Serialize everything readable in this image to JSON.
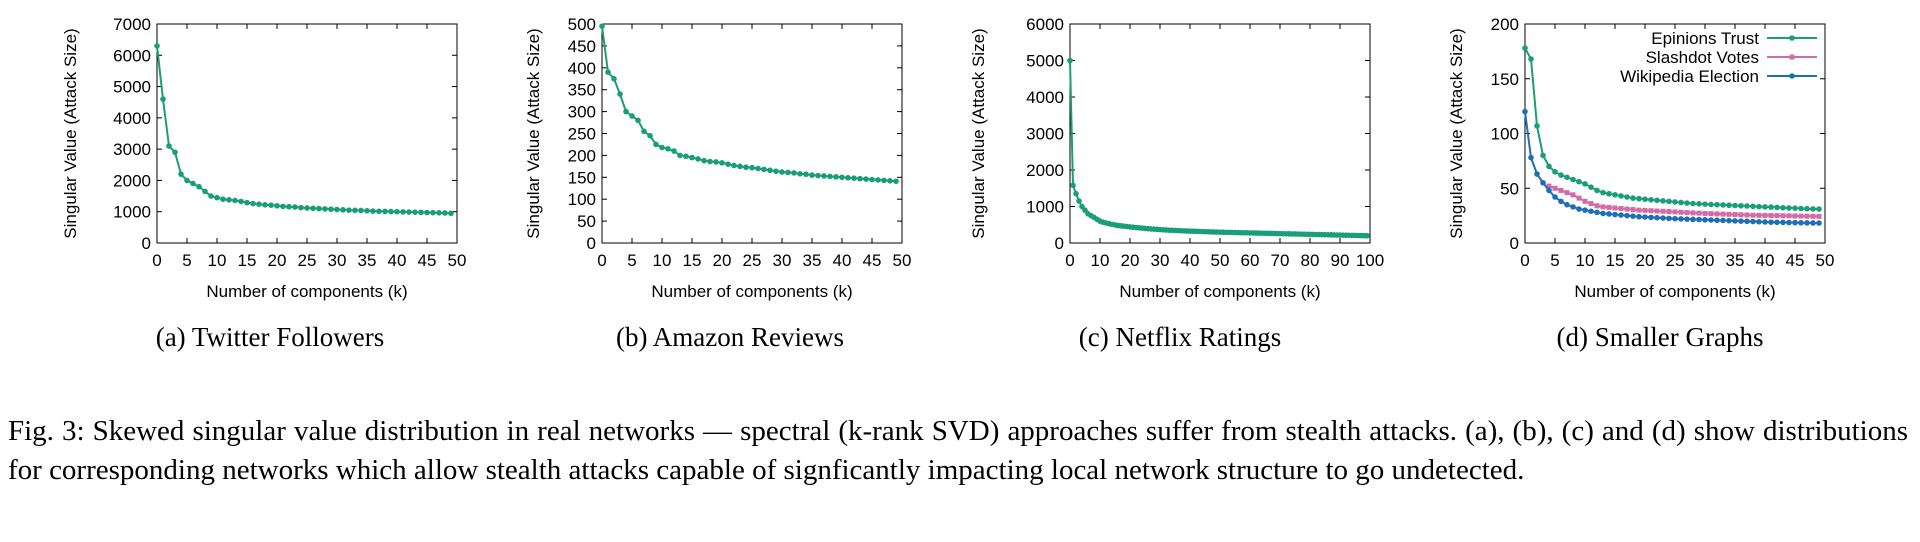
{
  "chart_data": [
    {
      "type": "line",
      "caption": "(a) Twitter Followers",
      "xlabel": "Number of components (k)",
      "ylabel": "Singular Value (Attack Size)",
      "xlim": [
        0,
        50
      ],
      "ylim": [
        0,
        7000
      ],
      "xticks": [
        0,
        5,
        10,
        15,
        20,
        25,
        30,
        35,
        40,
        45,
        50
      ],
      "yticks": [
        0,
        1000,
        2000,
        3000,
        4000,
        5000,
        6000,
        7000
      ],
      "series": [
        {
          "color": "#1a9e77",
          "x": [
            0,
            1,
            2,
            3,
            4,
            5,
            6,
            7,
            8,
            9,
            10,
            11,
            12,
            13,
            14,
            15,
            16,
            17,
            18,
            19,
            20,
            21,
            22,
            23,
            24,
            25,
            26,
            27,
            28,
            29,
            30,
            31,
            32,
            33,
            34,
            35,
            36,
            37,
            38,
            39,
            40,
            41,
            42,
            43,
            44,
            45,
            46,
            47,
            48,
            49
          ],
          "y": [
            6300,
            4600,
            3100,
            2900,
            2200,
            2000,
            1900,
            1800,
            1650,
            1500,
            1450,
            1400,
            1380,
            1360,
            1330,
            1290,
            1260,
            1240,
            1220,
            1210,
            1190,
            1170,
            1160,
            1150,
            1130,
            1120,
            1110,
            1100,
            1090,
            1080,
            1070,
            1060,
            1050,
            1045,
            1040,
            1030,
            1020,
            1015,
            1010,
            1005,
            1000,
            995,
            990,
            985,
            980,
            975,
            970,
            965,
            960,
            950
          ]
        }
      ]
    },
    {
      "type": "line",
      "caption": "(b) Amazon Reviews",
      "xlabel": "Number of components (k)",
      "ylabel": "Singular Value (Attack Size)",
      "xlim": [
        0,
        50
      ],
      "ylim": [
        0,
        500
      ],
      "xticks": [
        0,
        5,
        10,
        15,
        20,
        25,
        30,
        35,
        40,
        45,
        50
      ],
      "yticks": [
        0,
        50,
        100,
        150,
        200,
        250,
        300,
        350,
        400,
        450,
        500
      ],
      "series": [
        {
          "color": "#1a9e77",
          "x": [
            0,
            1,
            2,
            3,
            4,
            5,
            6,
            7,
            8,
            9,
            10,
            11,
            12,
            13,
            14,
            15,
            16,
            17,
            18,
            19,
            20,
            21,
            22,
            23,
            24,
            25,
            26,
            27,
            28,
            29,
            30,
            31,
            32,
            33,
            34,
            35,
            36,
            37,
            38,
            39,
            40,
            41,
            42,
            43,
            44,
            45,
            46,
            47,
            48,
            49
          ],
          "y": [
            495,
            390,
            375,
            340,
            300,
            290,
            280,
            255,
            245,
            225,
            218,
            215,
            210,
            200,
            198,
            195,
            192,
            188,
            186,
            185,
            183,
            180,
            177,
            175,
            173,
            172,
            170,
            168,
            166,
            164,
            162,
            161,
            160,
            158,
            157,
            155,
            154,
            153,
            152,
            151,
            150,
            149,
            148,
            147,
            146,
            145,
            144,
            143,
            142,
            141
          ]
        }
      ]
    },
    {
      "type": "line",
      "caption": "(c) Netflix Ratings",
      "xlabel": "Number of components (k)",
      "ylabel": "Singular Value (Attack Size)",
      "xlim": [
        0,
        100
      ],
      "ylim": [
        0,
        6000
      ],
      "xticks": [
        0,
        10,
        20,
        30,
        40,
        50,
        60,
        70,
        80,
        90,
        100
      ],
      "yticks": [
        0,
        1000,
        2000,
        3000,
        4000,
        5000,
        6000
      ],
      "series": [
        {
          "color": "#1a9e77",
          "x": [
            0,
            1,
            2,
            3,
            4,
            5,
            6,
            7,
            8,
            9,
            10,
            11,
            12,
            13,
            14,
            15,
            16,
            17,
            18,
            19,
            20,
            21,
            22,
            23,
            24,
            25,
            26,
            27,
            28,
            29,
            30,
            31,
            32,
            33,
            34,
            35,
            36,
            37,
            38,
            39,
            40,
            41,
            42,
            43,
            44,
            45,
            46,
            47,
            48,
            49,
            50,
            51,
            52,
            53,
            54,
            55,
            56,
            57,
            58,
            59,
            60,
            61,
            62,
            63,
            64,
            65,
            66,
            67,
            68,
            69,
            70,
            71,
            72,
            73,
            74,
            75,
            76,
            77,
            78,
            79,
            80,
            81,
            82,
            83,
            84,
            85,
            86,
            87,
            88,
            89,
            90,
            91,
            92,
            93,
            94,
            95,
            96,
            97,
            98,
            99
          ],
          "y": [
            5000,
            1580,
            1350,
            1150,
            1000,
            900,
            800,
            750,
            700,
            650,
            600,
            570,
            550,
            530,
            510,
            495,
            480,
            470,
            460,
            450,
            440,
            432,
            424,
            416,
            408,
            400,
            393,
            386,
            380,
            374,
            368,
            362,
            357,
            352,
            348,
            344,
            340,
            336,
            332,
            329,
            326,
            323,
            320,
            317,
            314,
            311,
            308,
            305,
            302,
            300,
            297,
            295,
            293,
            291,
            289,
            287,
            285,
            283,
            281,
            279,
            277,
            275,
            273,
            271,
            269,
            267,
            265,
            263,
            261,
            259,
            257,
            255,
            253,
            251,
            249,
            247,
            245,
            243,
            241,
            239,
            237,
            235,
            233,
            231,
            229,
            227,
            225,
            223,
            221,
            219,
            217,
            215,
            213,
            211,
            209,
            207,
            205,
            203,
            201,
            199
          ]
        }
      ]
    },
    {
      "type": "line",
      "caption": "(d) Smaller Graphs",
      "xlabel": "Number of components (k)",
      "ylabel": "Singular Value (Attack Size)",
      "xlim": [
        0,
        50
      ],
      "ylim": [
        0,
        200
      ],
      "xticks": [
        0,
        5,
        10,
        15,
        20,
        25,
        30,
        35,
        40,
        45,
        50
      ],
      "yticks": [
        0,
        50,
        100,
        150,
        200
      ],
      "legend": "top-right",
      "series": [
        {
          "name": "Epinions Trust",
          "color": "#1a9e77",
          "x": [
            0,
            1,
            2,
            3,
            4,
            5,
            6,
            7,
            8,
            9,
            10,
            11,
            12,
            13,
            14,
            15,
            16,
            17,
            18,
            19,
            20,
            21,
            22,
            23,
            24,
            25,
            26,
            27,
            28,
            29,
            30,
            31,
            32,
            33,
            34,
            35,
            36,
            37,
            38,
            39,
            40,
            41,
            42,
            43,
            44,
            45,
            46,
            47,
            48,
            49
          ],
          "y": [
            178,
            168,
            107,
            80,
            70,
            65,
            62,
            60,
            58,
            56,
            54,
            51,
            48,
            46,
            45,
            44,
            43,
            42,
            41,
            40.5,
            40,
            39.5,
            39,
            38.5,
            38,
            37.5,
            37,
            36.5,
            36,
            35.8,
            35.5,
            35.2,
            35,
            34.8,
            34.5,
            34.2,
            34,
            33.8,
            33.5,
            33.2,
            33,
            32.8,
            32.5,
            32.2,
            32,
            31.8,
            31.5,
            31.3,
            31.1,
            31
          ]
        },
        {
          "name": "Slashdot Votes",
          "color": "#d36ba6",
          "x": [
            4,
            5,
            6,
            7,
            8,
            9,
            10,
            11,
            12,
            13,
            14,
            15,
            16,
            17,
            18,
            19,
            20,
            21,
            22,
            23,
            24,
            25,
            26,
            27,
            28,
            29,
            30,
            31,
            32,
            33,
            34,
            35,
            36,
            37,
            38,
            39,
            40,
            41,
            42,
            43,
            44,
            45,
            46,
            47,
            48,
            49
          ],
          "y": [
            52,
            50,
            48,
            46,
            44,
            41,
            38,
            36,
            34,
            33,
            32.5,
            32,
            31.5,
            31,
            30.5,
            30,
            29.8,
            29.5,
            29.2,
            29,
            28.7,
            28.4,
            28.1,
            27.8,
            27.5,
            27.3,
            27,
            26.8,
            26.6,
            26.4,
            26.2,
            26,
            25.8,
            25.6,
            25.4,
            25.3,
            25.2,
            25.1,
            25,
            24.9,
            24.8,
            24.7,
            24.6,
            24.5,
            24.4,
            24.3
          ]
        },
        {
          "name": "Wikipedia Election",
          "color": "#1f6fb4",
          "x": [
            0,
            1,
            2,
            3,
            4,
            5,
            6,
            7,
            8,
            9,
            10,
            11,
            12,
            13,
            14,
            15,
            16,
            17,
            18,
            19,
            20,
            21,
            22,
            23,
            24,
            25,
            26,
            27,
            28,
            29,
            30,
            31,
            32,
            33,
            34,
            35,
            36,
            37,
            38,
            39,
            40,
            41,
            42,
            43,
            44,
            45,
            46,
            47,
            48,
            49
          ],
          "y": [
            120,
            78,
            63,
            55,
            48,
            42,
            38,
            35,
            33,
            31,
            30,
            29,
            28,
            27,
            26.5,
            26,
            25.5,
            25,
            24.5,
            24,
            23.7,
            23.4,
            23.1,
            22.8,
            22.5,
            22.2,
            22,
            21.8,
            21.6,
            21.4,
            21.2,
            21,
            20.8,
            20.6,
            20.4,
            20.2,
            20,
            19.8,
            19.6,
            19.4,
            19.2,
            19,
            18.9,
            18.8,
            18.7,
            18.6,
            18.5,
            18.4,
            18.3,
            18.2
          ]
        }
      ]
    }
  ],
  "figure_caption": "Fig. 3: Skewed singular value distribution in real networks — spectral (k-rank SVD) approaches suffer from stealth attacks. (a), (b), (c) and (d) show distributions for corresponding networks which allow stealth attacks capable of signficantly impacting local network structure to go undetected."
}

++++

* Set task *
In the lines above, find each one with "name" and list it.

* Solution *
          "name": "Epinions Trust",
          "name": "Slashdot Votes",
          "name": "Wikipedia Election",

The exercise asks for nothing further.